SELECTED EXTRACT
------------

6. Be aware of the statute of limitations.

The statute of limitations provides a time limit as to when a party can bring a claim. If the statute of limitations has run (generally 3 years from the payment of medical expenses) on the underlying debt, a medical provider will likely accept their pro-rata share as payment in full.

7. Hire an attorney.

The tactics listed above are by no means exhaustive, and an experienced personal injury attorney will ensure that you receive the maximum net amount from your recovery. Negotiating with a medical provider can be difficult and stressful. Thus, hiring a personal injury attorney may help alleviate such stress and ensure that your recovery reaches its fullest potential.

Once a physician lien has been negotiated and paid, a release should be given. A release establishes that a lien no longer exists and that the medical provider has been paid their share of the recovery proceeds. Furthermore, when a lien is negotiated for a lesser amount, a release for the remaining balance should be sought. This ensures that the injured party will not be liable for the balance in the future.

------------

SUPPLIED INFORMATION

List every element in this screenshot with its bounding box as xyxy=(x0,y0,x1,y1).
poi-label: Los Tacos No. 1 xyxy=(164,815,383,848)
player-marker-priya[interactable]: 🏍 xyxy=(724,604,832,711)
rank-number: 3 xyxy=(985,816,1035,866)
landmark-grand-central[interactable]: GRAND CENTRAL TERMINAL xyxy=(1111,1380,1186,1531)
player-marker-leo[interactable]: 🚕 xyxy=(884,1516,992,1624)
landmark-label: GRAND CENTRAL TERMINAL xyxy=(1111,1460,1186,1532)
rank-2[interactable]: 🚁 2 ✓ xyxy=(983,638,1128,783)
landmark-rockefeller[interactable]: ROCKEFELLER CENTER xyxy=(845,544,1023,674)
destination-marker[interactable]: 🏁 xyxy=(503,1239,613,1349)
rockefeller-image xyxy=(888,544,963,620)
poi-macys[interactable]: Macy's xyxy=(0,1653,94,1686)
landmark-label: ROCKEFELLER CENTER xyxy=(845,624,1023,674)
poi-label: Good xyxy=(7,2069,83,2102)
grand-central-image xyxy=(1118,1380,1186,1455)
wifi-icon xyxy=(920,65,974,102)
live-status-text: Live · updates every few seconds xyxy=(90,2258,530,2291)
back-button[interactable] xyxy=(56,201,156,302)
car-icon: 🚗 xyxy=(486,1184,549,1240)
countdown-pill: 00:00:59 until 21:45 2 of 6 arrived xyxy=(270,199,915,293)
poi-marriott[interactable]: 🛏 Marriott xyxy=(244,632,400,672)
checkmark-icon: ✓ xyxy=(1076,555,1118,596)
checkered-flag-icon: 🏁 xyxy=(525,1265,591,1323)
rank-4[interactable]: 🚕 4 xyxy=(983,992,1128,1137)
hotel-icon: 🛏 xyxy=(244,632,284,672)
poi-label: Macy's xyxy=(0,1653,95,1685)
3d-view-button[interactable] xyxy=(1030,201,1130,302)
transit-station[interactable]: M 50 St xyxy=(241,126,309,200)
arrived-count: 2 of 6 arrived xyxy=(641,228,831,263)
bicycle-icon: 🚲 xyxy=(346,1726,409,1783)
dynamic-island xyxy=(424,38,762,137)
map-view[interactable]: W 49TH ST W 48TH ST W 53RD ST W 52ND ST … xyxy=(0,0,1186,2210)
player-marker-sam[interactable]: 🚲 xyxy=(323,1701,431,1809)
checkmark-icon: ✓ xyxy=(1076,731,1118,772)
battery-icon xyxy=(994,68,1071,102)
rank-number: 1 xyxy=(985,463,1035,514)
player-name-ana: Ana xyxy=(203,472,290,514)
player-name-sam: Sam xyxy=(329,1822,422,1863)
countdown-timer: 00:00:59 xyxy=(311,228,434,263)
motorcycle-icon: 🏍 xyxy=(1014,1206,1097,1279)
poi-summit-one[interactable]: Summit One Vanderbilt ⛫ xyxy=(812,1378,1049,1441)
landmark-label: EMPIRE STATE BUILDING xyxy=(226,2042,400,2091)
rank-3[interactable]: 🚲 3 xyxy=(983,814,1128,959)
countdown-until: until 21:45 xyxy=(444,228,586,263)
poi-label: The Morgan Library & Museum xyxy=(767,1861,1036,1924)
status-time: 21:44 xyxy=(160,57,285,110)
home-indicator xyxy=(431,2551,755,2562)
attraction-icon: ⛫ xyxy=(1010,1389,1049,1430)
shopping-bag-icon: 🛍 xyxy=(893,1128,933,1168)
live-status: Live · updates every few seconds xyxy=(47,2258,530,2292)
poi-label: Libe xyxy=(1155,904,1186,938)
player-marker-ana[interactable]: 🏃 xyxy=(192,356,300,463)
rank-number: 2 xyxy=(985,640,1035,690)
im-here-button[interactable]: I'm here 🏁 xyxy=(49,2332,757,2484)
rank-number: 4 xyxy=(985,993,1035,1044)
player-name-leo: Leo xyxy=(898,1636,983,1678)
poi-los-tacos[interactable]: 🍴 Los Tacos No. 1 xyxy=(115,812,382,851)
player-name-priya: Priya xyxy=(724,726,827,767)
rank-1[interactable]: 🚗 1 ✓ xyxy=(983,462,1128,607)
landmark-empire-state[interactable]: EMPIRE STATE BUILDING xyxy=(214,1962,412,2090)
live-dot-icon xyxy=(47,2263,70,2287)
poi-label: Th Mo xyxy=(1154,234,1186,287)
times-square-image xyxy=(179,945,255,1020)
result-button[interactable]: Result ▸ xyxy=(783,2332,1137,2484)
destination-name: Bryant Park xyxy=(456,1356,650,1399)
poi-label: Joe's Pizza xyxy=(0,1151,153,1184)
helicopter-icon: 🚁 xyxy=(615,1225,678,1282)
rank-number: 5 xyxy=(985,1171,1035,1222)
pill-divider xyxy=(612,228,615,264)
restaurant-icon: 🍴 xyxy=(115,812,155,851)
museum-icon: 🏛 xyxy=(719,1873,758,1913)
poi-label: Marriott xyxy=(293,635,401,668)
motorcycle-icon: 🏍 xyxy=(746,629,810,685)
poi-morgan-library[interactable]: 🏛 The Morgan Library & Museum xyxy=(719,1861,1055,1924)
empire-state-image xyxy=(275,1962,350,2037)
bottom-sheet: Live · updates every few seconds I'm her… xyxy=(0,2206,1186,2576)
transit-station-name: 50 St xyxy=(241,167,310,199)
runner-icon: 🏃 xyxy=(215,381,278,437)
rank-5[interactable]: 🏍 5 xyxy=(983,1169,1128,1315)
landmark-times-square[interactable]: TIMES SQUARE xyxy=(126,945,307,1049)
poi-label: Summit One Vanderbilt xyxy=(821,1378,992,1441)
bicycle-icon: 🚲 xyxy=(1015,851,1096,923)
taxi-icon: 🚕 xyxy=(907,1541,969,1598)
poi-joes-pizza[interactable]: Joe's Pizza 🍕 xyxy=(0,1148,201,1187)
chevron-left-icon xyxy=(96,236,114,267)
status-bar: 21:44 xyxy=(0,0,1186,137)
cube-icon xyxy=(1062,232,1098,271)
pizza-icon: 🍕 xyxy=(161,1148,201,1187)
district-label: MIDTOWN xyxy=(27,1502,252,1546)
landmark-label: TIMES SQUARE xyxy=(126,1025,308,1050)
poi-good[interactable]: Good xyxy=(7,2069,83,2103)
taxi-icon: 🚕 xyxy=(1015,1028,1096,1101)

------------

QUESTIONS
(a) Please translate this sentence from the passage on medical liens into Spanish: "Negotiating with a medical provider can be difficult and stressful."
(b) Carry on the passage on medical liens from its last sentence with a further paragraph or two.

ANSWERS BY ITEM
(a) Negociar con un proveedor médico puede ser difícil y estresante.

(b)
What Happens When Medicare Liens Are Attached to Your Recovery Proceeds?

While most liens attached to the recovery of personal injury cases are medical provider liens, there are other liens that may be present. One important type of lien that needs to be taken into consideration is a Medicare lien. Medicare liens will greatly affect the disbursement of recovery proceeds, as they take precedent over all other liens. In other words, if there is a Medicare lien attached to your recovery proceeds, those liens must be paid first before all other liens. Therefore, if the Medicare lien is worth 50% or more of your net proceeds (after attorney’s fees) then no other lien will be entitled to payment from the proceeds. Let’s look at the following example to help illustrate how Medicare liens affect disbursement.

Earlier, we established that $20,000 of Steve’s settlement will be used to pay any lien attached to his recovery (50% of his net recovery). We also stated that Steve had four physicians liens attached to his recovery (listed below). Now let’s add that Steve also has a $21,000 Medicare lien attached to the same proceeds. If this was the case, the Medicare lien would receive the entire $20,000 (50% of Steve’s net recovery) and the remaining four physicians liens would receive nothing. Again, this is because Medicare liens must be paid before any other liens. Also, it is important to reiterate that Steve will still be personally liable for the other four unpaid liens.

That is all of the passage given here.